- **Tasks**:
#1 Transcribe the passage about flycatchers in Tanzania from "In Arusha and" up to and including "money and commodities[iv].".
#2 Pick up the passage about flycatchers in Tanzania after its last sentence and write what comes next.

- **Text under study**:
⟨

In Arusha and Moshi, Kilimanjaro Region, Tanzania, tourism is the bee’s knees to a degree. Tanzania, with Mount Kilimanjaro and the Northern Safari Circuit (with National Parks like Serengeti, Ngorongoro, Lake Manyara) being key attractions, has attracted more than a million tourists in recent years[ii]. With an ever-increasing quantity of tourists[iii], ‘flycatching’ has become a popular way for jobless or marginalised persons to tap into these flows of people, money and commodities[iv].

In order to succeed, however, flycatchers must cajole and coax tourists into parting with their money right on the streets. And for this they are universally despised. They are often accused of harassing and stealing from travellers[v], and between the traveller and the flycatcher exists a distinctly awkward distance. This distance is a buffer zone in which derogatory stereotypes, indifference and mutual alienation flourish. With this text I aim to explore this mutual estrangement, introduce some popular concepts and suggest a way of dealing with this inevitable clash [vi].

The word ‘flycatcher’ was originally taken to refer to illegal tour-operators[vii] but more generally refers to those who ‘catch’ tourists and travellers in the street, to those who are paid commission fees for directing free-floating tourists, safari companies and ‘peddlers’ who buy curios and sell them, rather actively, on the streets. The latter are usually the poorest, as safari-companies pay rather more than peeved tourists.

The image of the flycatcher is humorously based on the small, predatory bird- an insect-hunter, with all the relevant connotations of superiority over its prey. This metaphor seems strikingly apt when one observes the tourists’ tactics of evading the flycatchers, quickening their pace, suddenly veering off unintentionally into side-streets, escaping into cafés or pretending to be busy on the phone.

Moshi, Union Café: A family of travellers take a diversionary route past some cars. A flycatcher wearing a sunhat and holding a t-shirt reading “Kilimanjaro, if you can’t climb it, drink it”, does not pursue. When he gave up and walked off, he removed his hat.

However when the tourist enters exclusive premises, hotels, cafes or shops, the metaphor becomes meaningless. These moments reveal the unequal terms of their meeting, and the powerlessness of the flycatchers. Flycatchers are at the bottom of virtually all social ladders, many are without jobs nor feel they have particularly illuminating prospects. Faced with a daily struggle to fork out a living yet confined to the street,  they attempt to capture the attention of tourists on the street with all the persistence of necessity.

To the despair of many a visitor they patrol the streets, sometimes in groups, looking for foreigners or waiting outside known hotels, cafes or restaurants. Their tenacious tactics of personal interaction invariably makes the tourist feel his/her personal space has been invaded. One Dutch girl was left feeling unsafe and repulsed by her experiences, and shuddered disgustedly as she spoke:

"It feels unsafe, because you hear things. You're walking around with a lot of money in your bag, and they stick to you like flies"

⟩

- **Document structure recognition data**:
⟨

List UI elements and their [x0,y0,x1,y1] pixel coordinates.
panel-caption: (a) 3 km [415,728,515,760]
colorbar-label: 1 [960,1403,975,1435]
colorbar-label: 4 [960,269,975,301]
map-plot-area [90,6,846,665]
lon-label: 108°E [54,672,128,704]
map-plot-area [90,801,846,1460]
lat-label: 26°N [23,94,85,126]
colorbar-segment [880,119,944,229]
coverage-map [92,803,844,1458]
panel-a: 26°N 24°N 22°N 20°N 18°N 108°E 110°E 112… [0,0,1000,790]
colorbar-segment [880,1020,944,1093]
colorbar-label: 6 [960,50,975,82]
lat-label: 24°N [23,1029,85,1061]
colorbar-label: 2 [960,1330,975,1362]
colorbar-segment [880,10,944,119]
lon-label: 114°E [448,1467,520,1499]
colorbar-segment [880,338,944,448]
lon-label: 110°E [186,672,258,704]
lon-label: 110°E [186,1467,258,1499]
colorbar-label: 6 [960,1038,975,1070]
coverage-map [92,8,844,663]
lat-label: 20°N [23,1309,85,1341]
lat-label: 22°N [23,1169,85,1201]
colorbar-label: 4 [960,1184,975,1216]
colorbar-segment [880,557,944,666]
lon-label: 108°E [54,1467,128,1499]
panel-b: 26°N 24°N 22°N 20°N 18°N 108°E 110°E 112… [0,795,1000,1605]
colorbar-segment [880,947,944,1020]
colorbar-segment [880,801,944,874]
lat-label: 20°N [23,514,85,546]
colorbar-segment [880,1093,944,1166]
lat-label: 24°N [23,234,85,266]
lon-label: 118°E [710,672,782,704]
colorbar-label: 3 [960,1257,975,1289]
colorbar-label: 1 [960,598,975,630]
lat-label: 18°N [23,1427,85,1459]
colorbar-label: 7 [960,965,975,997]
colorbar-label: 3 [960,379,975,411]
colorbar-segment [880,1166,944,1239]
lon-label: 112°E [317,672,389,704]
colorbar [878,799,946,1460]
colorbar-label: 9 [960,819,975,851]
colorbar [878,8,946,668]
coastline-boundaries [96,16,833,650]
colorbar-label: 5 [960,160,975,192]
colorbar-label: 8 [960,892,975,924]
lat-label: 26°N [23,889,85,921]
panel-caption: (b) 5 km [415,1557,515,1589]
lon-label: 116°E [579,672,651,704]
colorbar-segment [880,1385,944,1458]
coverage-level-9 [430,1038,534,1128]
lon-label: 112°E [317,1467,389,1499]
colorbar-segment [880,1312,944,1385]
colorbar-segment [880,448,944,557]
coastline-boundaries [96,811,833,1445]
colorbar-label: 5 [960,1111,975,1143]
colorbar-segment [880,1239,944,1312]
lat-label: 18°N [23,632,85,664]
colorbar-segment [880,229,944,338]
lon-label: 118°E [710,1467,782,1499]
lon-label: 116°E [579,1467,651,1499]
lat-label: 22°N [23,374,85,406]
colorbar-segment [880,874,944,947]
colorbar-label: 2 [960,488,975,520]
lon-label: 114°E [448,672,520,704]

⟩

- **Answer section**:
#1
In Arusha and Moshi, Kilimanjaro Region, Tanzania, tourism is the bee’s knees to a degree. Tanzania, with Mount Kilimanjaro and the Northern Safari Circuit (with National Parks like Serengeti, Ngorongoro, Lake Manyara) being key attractions, has attracted more than a million tourists in recent years[ii]. With an ever-increasing quantity of tourists[iii], ‘flycatching’ has become a popular way for jobless or marginalised persons to tap into these flows of people, money and commodities[iv].

#2
Their strategies focus on clothes, language and manners. David, a flycatcher and Mt. Kilimanjaro guide, advertises himself with khaki trousers, hiking boots, a sun-hat and a Northface thermal top. He seems to represent familiarity, he told me, something they like. Another, Hassan, an informal flycatcher who just deals with any 'business' (see the case of the 35.000 con below) uses fashionable clothes combined with earphones to set himself above other, scruffier flycatchers. Curio-sellers make use of the internationally recognised motifs of animals, Kilmanjaro and ‘traditional’ Maasai villages to provoke a transaction.

The fist-bump, the handshake and the exchange of introductions and conversational blandishments forms a crucial boundary of personal interaction (which tourists are taught to avoid). When friendly terms have been set the business of getting personal can proceed. Particularly for curio-sellers if the tourist resists his initial attempts to sell bracelets or paintings they move on to deference and pity.

“The pity-thing is a huge problem. The ‘puppy-eyes’, they do it to me all the time.[viii]

Pleading for support for food, hospital bills or dying family-members is designed to weaken the sales-resistance of tourists. The blunt poverty and inequality of East African cities is punctuated by these requests and amplified as the tourist is drawn into direct relation to the poverty itself.

“If you come here, they force you to something which you are not used to, they get you personally. It's like «My uncle is going to die because you don't give me more money for this...». So it relates to you, and I think this is what pisses me off.”

A common method of coping with these guilt-complexes is to go ‘sociologically blind’.

“Sometimes you're kind, but sometimes you have to not be kind. It's a dilemma. Well, for me it's not a problem. I just say Hello, I don't want anything, and then ignore them.[ix]

“Travelling in Africa has made me harder, and maybe that's bad. It's made me more cynical.[x]

These requests for money provoke a number of preconceptions and misgivings.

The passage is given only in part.